▶ Task details: Can you render the listing below as a Markdown table with the columns "Row" and "Line", numbering each line in order and leaving out blank lines?

▶ Records supplied:
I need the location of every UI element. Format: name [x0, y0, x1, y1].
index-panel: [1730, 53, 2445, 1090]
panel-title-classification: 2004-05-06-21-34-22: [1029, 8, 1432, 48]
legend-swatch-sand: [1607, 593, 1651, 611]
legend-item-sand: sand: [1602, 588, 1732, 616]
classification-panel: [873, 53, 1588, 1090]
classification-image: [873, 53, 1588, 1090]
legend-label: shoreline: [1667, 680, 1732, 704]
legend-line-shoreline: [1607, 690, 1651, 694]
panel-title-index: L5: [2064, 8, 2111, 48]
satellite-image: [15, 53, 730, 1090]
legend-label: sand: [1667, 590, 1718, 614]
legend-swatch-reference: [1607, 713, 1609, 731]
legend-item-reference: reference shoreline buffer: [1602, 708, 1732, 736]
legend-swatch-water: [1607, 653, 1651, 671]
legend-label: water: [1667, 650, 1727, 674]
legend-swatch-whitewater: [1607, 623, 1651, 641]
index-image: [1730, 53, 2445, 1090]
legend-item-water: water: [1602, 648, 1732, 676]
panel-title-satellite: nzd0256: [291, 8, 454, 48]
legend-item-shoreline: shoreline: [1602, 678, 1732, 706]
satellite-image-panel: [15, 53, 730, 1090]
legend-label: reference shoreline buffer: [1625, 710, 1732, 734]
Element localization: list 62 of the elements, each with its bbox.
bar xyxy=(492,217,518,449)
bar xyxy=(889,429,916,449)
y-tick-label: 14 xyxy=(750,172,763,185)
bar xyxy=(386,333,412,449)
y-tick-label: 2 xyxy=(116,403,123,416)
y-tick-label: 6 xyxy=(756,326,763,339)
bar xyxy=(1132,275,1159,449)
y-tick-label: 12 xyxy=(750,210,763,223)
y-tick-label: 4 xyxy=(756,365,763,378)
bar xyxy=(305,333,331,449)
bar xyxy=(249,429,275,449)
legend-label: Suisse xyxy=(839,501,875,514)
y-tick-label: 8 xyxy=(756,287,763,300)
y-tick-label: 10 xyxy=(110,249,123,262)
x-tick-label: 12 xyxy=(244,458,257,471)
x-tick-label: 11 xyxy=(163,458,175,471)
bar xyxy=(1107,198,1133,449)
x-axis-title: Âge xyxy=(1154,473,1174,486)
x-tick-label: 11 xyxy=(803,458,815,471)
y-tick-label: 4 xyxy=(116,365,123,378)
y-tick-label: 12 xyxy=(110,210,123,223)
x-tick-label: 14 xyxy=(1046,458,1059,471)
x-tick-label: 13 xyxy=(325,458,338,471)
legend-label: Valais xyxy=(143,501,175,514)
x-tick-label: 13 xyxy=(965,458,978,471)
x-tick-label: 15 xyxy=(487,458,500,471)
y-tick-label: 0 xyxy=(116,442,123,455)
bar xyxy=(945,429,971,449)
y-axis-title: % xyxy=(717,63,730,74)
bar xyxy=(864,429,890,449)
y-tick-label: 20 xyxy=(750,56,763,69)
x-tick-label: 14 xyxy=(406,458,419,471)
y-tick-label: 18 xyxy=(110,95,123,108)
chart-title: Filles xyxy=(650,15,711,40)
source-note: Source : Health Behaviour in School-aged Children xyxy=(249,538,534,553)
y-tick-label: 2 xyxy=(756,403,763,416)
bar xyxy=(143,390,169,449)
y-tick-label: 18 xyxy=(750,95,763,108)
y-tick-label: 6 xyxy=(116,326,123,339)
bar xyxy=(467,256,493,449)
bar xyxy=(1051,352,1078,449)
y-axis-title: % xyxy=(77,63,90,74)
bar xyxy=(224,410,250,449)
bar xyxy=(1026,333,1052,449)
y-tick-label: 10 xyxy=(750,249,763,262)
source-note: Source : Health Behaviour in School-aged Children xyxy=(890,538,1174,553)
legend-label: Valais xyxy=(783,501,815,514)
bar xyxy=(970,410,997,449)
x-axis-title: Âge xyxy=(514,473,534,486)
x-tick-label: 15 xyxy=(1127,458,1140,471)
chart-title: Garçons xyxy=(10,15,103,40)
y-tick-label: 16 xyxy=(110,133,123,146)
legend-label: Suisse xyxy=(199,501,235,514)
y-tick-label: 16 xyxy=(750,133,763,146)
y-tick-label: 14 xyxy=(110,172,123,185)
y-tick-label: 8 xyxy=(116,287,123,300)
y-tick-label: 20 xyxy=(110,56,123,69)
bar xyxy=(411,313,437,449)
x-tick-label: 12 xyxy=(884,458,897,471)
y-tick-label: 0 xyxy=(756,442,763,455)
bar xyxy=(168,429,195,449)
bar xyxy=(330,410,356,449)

▶ Written response:
| Row | Line |
|---|---|
| 1 | I need the location of every UI element. Format: name [x0, y0, x1, y1]. |
| 2 | index-panel: [1730, 53, 2445, 1090] |
| 3 | panel-title-classification: 2004-05-06-21-34-22: [1029, 8, 1432, 48] |
| 4 | legend-swatch-sand: [1607, 593, 1651, 611] |
| 5 | legend-item-sand: sand: [1602, 588, 1732, 616] |
| 6 | classification-panel: [873, 53, 1588, 1090] |
| 7 | classification-image: [873, 53, 1588, 1090] |
| 8 | legend-label: shoreline: [1667, 680, 1732, 704] |
| 9 | legend-line-shoreline: [1607, 690, 1651, 694] |
| 10 | panel-title-index: L5: [2064, 8, 2111, 48] |
| 11 | satellite-image: [15, 53, 730, 1090] |
| 12 | legend-label: sand: [1667, 590, 1718, 614] |
| 13 | legend-swatch-reference: [1607, 713, 1609, 731] |
| 14 | legend-item-reference: reference shoreline buffer: [1602, 708, 1732, 736] |
| 15 | legend-swatch-water: [1607, 653, 1651, 671] |
| 16 | legend-label: water: [1667, 650, 1727, 674] |
| 17 | legend-swatch-whitewater: [1607, 623, 1651, 641] |
| 18 | index-image: [1730, 53, 2445, 1090] |
| 19 | legend-item-water: water: [1602, 648, 1732, 676] |
| 20 | panel-title-satellite: nzd0256: [291, 8, 454, 48] |
| 21 | legend-item-shoreline: shoreline: [1602, 678, 1732, 706] |
| 22 | satellite-image-panel: [15, 53, 730, 1090] |
| 23 | legend-label: reference shoreline buffer: [1625, 710, 1732, 734] |
| 24 | Element localization: list 62 of the elements, each with its bbox. |
| 25 | bar xyxy=(492,217,518,449) |
| 26 | bar xyxy=(889,429,916,449) |
| 27 | y-tick-label: 14 xyxy=(750,172,763,185) |
| 28 | bar xyxy=(386,333,412,449) |
| 29 | y-tick-label: 2 xyxy=(116,403,123,416) |
| 30 | y-tick-label: 6 xyxy=(756,326,763,339) |
| 31 | bar xyxy=(1132,275,1159,449) |
| 32 | y-tick-label: 12 xyxy=(750,210,763,223) |
| 33 | y-tick-label: 4 xyxy=(756,365,763,378) |
| 34 | bar xyxy=(305,333,331,449) |
| 35 | bar xyxy=(249,429,275,449) |
| 36 | legend-label: Suisse xyxy=(839,501,875,514) |
| 37 | y-tick-label: 8 xyxy=(756,287,763,300) |
| 38 | y-tick-label: 10 xyxy=(110,249,123,262) |
| 39 | x-tick-label: 12 xyxy=(244,458,257,471) |
| 40 | x-tick-label: 11 xyxy=(163,458,175,471) |
| 41 | bar xyxy=(1107,198,1133,449) |
| 42 | x-axis-title: Âge xyxy=(1154,473,1174,486) |
| 43 | x-tick-label: 11 xyxy=(803,458,815,471) |
| 44 | y-tick-label: 4 xyxy=(116,365,123,378) |
| 45 | y-tick-label: 12 xyxy=(110,210,123,223) |
| 46 | x-tick-label: 14 xyxy=(1046,458,1059,471) |
| 47 | x-tick-label: 13 xyxy=(325,458,338,471) |
| 48 | legend-label: Valais xyxy=(143,501,175,514) |
| 49 | x-tick-label: 13 xyxy=(965,458,978,471) |
| 50 | x-tick-label: 15 xyxy=(487,458,500,471) |
| 51 | y-tick-label: 0 xyxy=(116,442,123,455) |
| 52 | bar xyxy=(945,429,971,449) |
| 53 | y-axis-title: % xyxy=(717,63,730,74) |
| 54 | bar xyxy=(864,429,890,449) |
| 55 | y-tick-label: 20 xyxy=(750,56,763,69) |
| 56 | x-tick-label: 14 xyxy=(406,458,419,471) |
| 57 | y-tick-label: 18 xyxy=(110,95,123,108) |
| 58 | chart-title: Filles xyxy=(650,15,711,40) |
| 59 | source-note: Source : Health Behaviour in School-aged Children xyxy=(249,538,534,553) |
| 60 | y-tick-label: 2 xyxy=(756,403,763,416) |
| 61 | bar xyxy=(143,390,169,449) |
| 62 | y-tick-label: 18 xyxy=(750,95,763,108) |
| 63 | y-tick-label: 6 xyxy=(116,326,123,339) |
| 64 | bar xyxy=(467,256,493,449) |
| 65 | bar xyxy=(1051,352,1078,449) |
| 66 | y-axis-title: % xyxy=(77,63,90,74) |
| 67 | bar xyxy=(224,410,250,449) |
| 68 | bar xyxy=(1026,333,1052,449) |
| 69 | y-tick-label: 10 xyxy=(750,249,763,262) |
| 70 | source-note: Source : Health Behaviour in School-aged Children xyxy=(890,538,1174,553) |
| 71 | legend-label: Valais xyxy=(783,501,815,514) |
| 72 | bar xyxy=(970,410,997,449) |
| 73 | x-axis-title: Âge xyxy=(514,473,534,486) |
| 74 | x-tick-label: 15 xyxy=(1127,458,1140,471) |
| 75 | chart-title: Garçons xyxy=(10,15,103,40) |
| 76 | y-tick-label: 16 xyxy=(110,133,123,146) |
| 77 | legend-label: Suisse xyxy=(199,501,235,514) |
| 78 | y-tick-label: 16 xyxy=(750,133,763,146) |
| 79 | y-tick-label: 14 xyxy=(110,172,123,185) |
| 80 | y-tick-label: 8 xyxy=(116,287,123,300) |
| 81 | y-tick-label: 20 xyxy=(110,56,123,69) |
| 82 | bar xyxy=(411,313,437,449) |
| 83 | x-tick-label: 12 xyxy=(884,458,897,471) |
| 84 | y-tick-label: 0 xyxy=(756,442,763,455) |
| 85 | bar xyxy=(168,429,195,449) |
| 86 | bar xyxy=(330,410,356,449) |